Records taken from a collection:
-=-=-

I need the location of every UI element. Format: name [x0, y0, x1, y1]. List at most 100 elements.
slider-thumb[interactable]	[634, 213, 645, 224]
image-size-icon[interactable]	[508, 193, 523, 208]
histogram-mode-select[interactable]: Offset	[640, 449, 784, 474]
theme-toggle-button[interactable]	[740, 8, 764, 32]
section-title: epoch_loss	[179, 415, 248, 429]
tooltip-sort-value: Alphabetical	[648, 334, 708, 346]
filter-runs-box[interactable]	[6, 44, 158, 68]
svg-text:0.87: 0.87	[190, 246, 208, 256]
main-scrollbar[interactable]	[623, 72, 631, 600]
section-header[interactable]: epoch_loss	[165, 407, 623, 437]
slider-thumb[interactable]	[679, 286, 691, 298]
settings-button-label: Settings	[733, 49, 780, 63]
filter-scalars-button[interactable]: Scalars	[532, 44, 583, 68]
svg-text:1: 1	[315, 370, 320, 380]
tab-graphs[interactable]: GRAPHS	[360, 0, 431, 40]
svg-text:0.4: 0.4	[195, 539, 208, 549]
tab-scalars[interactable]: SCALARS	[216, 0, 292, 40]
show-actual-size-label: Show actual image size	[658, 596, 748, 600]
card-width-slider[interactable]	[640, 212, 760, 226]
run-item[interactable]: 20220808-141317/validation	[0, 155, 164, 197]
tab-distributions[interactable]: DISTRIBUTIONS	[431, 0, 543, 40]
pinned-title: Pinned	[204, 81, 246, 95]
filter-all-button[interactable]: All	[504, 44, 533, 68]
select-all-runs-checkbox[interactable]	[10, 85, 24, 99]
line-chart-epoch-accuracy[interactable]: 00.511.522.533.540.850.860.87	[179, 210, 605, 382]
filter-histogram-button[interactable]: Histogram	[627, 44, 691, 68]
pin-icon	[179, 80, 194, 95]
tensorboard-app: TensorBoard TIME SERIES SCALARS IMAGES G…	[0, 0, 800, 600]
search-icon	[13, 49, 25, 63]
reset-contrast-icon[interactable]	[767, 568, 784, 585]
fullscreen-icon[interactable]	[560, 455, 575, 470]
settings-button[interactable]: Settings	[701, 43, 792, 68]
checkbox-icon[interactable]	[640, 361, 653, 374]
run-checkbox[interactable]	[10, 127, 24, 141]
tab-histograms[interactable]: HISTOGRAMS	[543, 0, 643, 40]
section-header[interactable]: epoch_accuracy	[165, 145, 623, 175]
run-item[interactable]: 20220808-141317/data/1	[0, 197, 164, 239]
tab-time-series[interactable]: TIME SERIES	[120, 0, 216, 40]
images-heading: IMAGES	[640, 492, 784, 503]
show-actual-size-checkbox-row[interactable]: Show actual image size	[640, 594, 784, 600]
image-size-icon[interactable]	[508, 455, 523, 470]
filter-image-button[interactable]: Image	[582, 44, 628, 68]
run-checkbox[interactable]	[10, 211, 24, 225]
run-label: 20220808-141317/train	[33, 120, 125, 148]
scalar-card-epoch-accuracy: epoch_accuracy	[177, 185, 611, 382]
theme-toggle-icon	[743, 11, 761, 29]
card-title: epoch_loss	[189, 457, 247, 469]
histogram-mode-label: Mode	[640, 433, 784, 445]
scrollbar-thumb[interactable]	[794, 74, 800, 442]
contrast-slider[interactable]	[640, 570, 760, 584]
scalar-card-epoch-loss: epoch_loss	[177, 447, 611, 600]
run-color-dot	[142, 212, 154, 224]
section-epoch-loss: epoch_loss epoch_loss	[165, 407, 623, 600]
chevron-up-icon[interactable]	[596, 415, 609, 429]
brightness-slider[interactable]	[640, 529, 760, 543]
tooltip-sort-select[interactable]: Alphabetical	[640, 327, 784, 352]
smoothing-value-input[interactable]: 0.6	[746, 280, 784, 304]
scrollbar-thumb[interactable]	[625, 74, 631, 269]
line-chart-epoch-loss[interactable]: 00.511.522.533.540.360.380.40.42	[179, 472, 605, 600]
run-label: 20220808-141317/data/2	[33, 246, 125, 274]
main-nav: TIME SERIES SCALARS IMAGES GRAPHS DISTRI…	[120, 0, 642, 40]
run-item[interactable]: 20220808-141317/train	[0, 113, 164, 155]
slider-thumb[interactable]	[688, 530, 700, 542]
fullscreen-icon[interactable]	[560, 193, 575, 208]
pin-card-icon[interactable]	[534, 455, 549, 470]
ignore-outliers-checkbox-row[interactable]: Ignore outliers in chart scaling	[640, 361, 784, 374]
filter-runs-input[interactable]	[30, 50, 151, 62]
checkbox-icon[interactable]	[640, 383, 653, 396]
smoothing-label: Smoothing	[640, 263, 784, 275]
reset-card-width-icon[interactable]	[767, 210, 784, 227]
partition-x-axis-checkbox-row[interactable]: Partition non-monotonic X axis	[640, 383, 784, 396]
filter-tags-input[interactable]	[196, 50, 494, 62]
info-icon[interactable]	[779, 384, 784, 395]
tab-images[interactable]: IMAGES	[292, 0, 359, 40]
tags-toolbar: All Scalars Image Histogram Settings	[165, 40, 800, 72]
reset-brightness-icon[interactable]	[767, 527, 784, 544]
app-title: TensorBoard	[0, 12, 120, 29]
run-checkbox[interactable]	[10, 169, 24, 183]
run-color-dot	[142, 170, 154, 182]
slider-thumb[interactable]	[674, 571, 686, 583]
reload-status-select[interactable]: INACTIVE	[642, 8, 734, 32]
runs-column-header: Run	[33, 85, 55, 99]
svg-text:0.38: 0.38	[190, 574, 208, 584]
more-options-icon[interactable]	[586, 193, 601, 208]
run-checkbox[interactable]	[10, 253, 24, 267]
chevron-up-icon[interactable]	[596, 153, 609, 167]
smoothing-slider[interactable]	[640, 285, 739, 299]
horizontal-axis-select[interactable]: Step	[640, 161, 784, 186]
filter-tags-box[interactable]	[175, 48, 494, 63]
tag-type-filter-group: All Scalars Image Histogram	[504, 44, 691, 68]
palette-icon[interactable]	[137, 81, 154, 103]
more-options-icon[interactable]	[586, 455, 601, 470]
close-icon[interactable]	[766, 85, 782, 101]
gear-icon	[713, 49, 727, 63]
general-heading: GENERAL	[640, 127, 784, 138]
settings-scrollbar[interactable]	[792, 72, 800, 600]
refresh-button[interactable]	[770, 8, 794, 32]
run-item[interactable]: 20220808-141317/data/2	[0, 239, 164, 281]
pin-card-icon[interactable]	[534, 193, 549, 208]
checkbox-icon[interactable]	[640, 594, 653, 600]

-=-=-

Prompt: Can you retype every one of the records above, keeping each line identical?

Answer to this problem:
I need the location of every UI element. Format: name [x0, y0, x1, y1]. List at most 100 elements.
slider-thumb[interactable]	[634, 213, 645, 224]
image-size-icon[interactable]	[508, 193, 523, 208]
histogram-mode-select[interactable]: Offset	[640, 449, 784, 474]
theme-toggle-button[interactable]	[740, 8, 764, 32]
section-title: epoch_loss	[179, 415, 248, 429]
tooltip-sort-value: Alphabetical	[648, 334, 708, 346]
filter-runs-box[interactable]	[6, 44, 158, 68]
svg-text:0.87: 0.87	[190, 246, 208, 256]
main-scrollbar[interactable]	[623, 72, 631, 600]
section-header[interactable]: epoch_loss	[165, 407, 623, 437]
slider-thumb[interactable]	[679, 286, 691, 298]
settings-button-label: Settings	[733, 49, 780, 63]
filter-scalars-button[interactable]: Scalars	[532, 44, 583, 68]
svg-text:1: 1	[315, 370, 320, 380]
tab-graphs[interactable]: GRAPHS	[360, 0, 431, 40]
svg-text:0.4: 0.4	[195, 539, 208, 549]
tab-scalars[interactable]: SCALARS	[216, 0, 292, 40]
show-actual-size-label: Show actual image size	[658, 596, 748, 600]
card-width-slider[interactable]	[640, 212, 760, 226]
run-item[interactable]: 20220808-141317/validation	[0, 155, 164, 197]
tab-distributions[interactable]: DISTRIBUTIONS	[431, 0, 543, 40]
pinned-title: Pinned	[204, 81, 246, 95]
filter-all-button[interactable]: All	[504, 44, 533, 68]
select-all-runs-checkbox[interactable]	[10, 85, 24, 99]
line-chart-epoch-accuracy[interactable]: 00.511.522.533.540.850.860.87	[179, 210, 605, 382]
filter-histogram-button[interactable]: Histogram	[627, 44, 691, 68]
pin-icon	[179, 80, 194, 95]
tensorboard-app: TensorBoard TIME SERIES SCALARS IMAGES G…	[0, 0, 800, 600]
search-icon	[13, 49, 25, 63]
reset-contrast-icon[interactable]	[767, 568, 784, 585]
fullscreen-icon[interactable]	[560, 455, 575, 470]
settings-button[interactable]: Settings	[701, 43, 792, 68]
checkbox-icon[interactable]	[640, 361, 653, 374]
run-checkbox[interactable]	[10, 127, 24, 141]
tab-histograms[interactable]: HISTOGRAMS	[543, 0, 643, 40]
section-header[interactable]: epoch_accuracy	[165, 145, 623, 175]
run-item[interactable]: 20220808-141317/data/1	[0, 197, 164, 239]
tab-time-series[interactable]: TIME SERIES	[120, 0, 216, 40]
images-heading: IMAGES	[640, 492, 784, 503]
show-actual-size-checkbox-row[interactable]: Show actual image size	[640, 594, 784, 600]
image-size-icon[interactable]	[508, 455, 523, 470]
filter-image-button[interactable]: Image	[582, 44, 628, 68]
run-checkbox[interactable]	[10, 211, 24, 225]
run-label: 20220808-141317/train	[33, 120, 125, 148]
scalar-card-epoch-accuracy: epoch_accuracy	[177, 185, 611, 382]
theme-toggle-icon	[743, 11, 761, 29]
card-title: epoch_loss	[189, 457, 247, 469]
histogram-mode-label: Mode	[640, 433, 784, 445]
scrollbar-thumb[interactable]	[794, 74, 800, 442]
contrast-slider[interactable]	[640, 570, 760, 584]
scalar-card-epoch-loss: epoch_loss	[177, 447, 611, 600]
run-color-dot	[142, 212, 154, 224]
section-epoch-loss: epoch_loss epoch_loss	[165, 407, 623, 600]
chevron-up-icon[interactable]	[596, 415, 609, 429]
brightness-slider[interactable]	[640, 529, 760, 543]
tooltip-sort-select[interactable]: Alphabetical	[640, 327, 784, 352]
smoothing-value-input[interactable]: 0.6	[746, 280, 784, 304]
scrollbar-thumb[interactable]	[625, 74, 631, 269]
line-chart-epoch-loss[interactable]: 00.511.522.533.540.360.380.40.42	[179, 472, 605, 600]
run-label: 20220808-141317/data/2	[33, 246, 125, 274]
main-nav: TIME SERIES SCALARS IMAGES GRAPHS DISTRI…	[120, 0, 642, 40]
run-item[interactable]: 20220808-141317/train	[0, 113, 164, 155]
slider-thumb[interactable]	[688, 530, 700, 542]
fullscreen-icon[interactable]	[560, 193, 575, 208]
pin-card-icon[interactable]	[534, 455, 549, 470]
ignore-outliers-checkbox-row[interactable]: Ignore outliers in chart scaling	[640, 361, 784, 374]
filter-runs-input[interactable]	[30, 50, 151, 62]
checkbox-icon[interactable]	[640, 383, 653, 396]
smoothing-label: Smoothing	[640, 263, 784, 275]
reset-card-width-icon[interactable]	[767, 210, 784, 227]
partition-x-axis-checkbox-row[interactable]: Partition non-monotonic X axis	[640, 383, 784, 396]
filter-tags-input[interactable]	[196, 50, 494, 62]
info-icon[interactable]	[779, 384, 784, 395]
tab-images[interactable]: IMAGES	[292, 0, 359, 40]
tags-toolbar: All Scalars Image Histogram Settings	[165, 40, 800, 72]
reset-brightness-icon[interactable]	[767, 527, 784, 544]
app-title: TensorBoard	[0, 12, 120, 29]
run-checkbox[interactable]	[10, 169, 24, 183]
run-color-dot	[142, 170, 154, 182]
slider-thumb[interactable]	[674, 571, 686, 583]
reload-status-select[interactable]: INACTIVE	[642, 8, 734, 32]
runs-column-header: Run	[33, 85, 55, 99]
svg-text:0.38: 0.38	[190, 574, 208, 584]
more-options-icon[interactable]	[586, 193, 601, 208]
run-checkbox[interactable]	[10, 253, 24, 267]
chevron-up-icon[interactable]	[596, 153, 609, 167]
smoothing-slider[interactable]	[640, 285, 739, 299]
horizontal-axis-select[interactable]: Step	[640, 161, 784, 186]
filter-tags-box[interactable]	[175, 48, 494, 63]
tag-type-filter-group: All Scalars Image Histogram	[504, 44, 691, 68]
palette-icon[interactable]	[137, 81, 154, 103]
more-options-icon[interactable]	[586, 455, 601, 470]
close-icon[interactable]	[766, 85, 782, 101]
gear-icon	[713, 49, 727, 63]
general-heading: GENERAL	[640, 127, 784, 138]
settings-scrollbar[interactable]	[792, 72, 800, 600]
refresh-button[interactable]	[770, 8, 794, 32]
run-item[interactable]: 20220808-141317/data/2	[0, 239, 164, 281]
pin-card-icon[interactable]	[534, 193, 549, 208]
checkbox-icon[interactable]	[640, 594, 653, 600]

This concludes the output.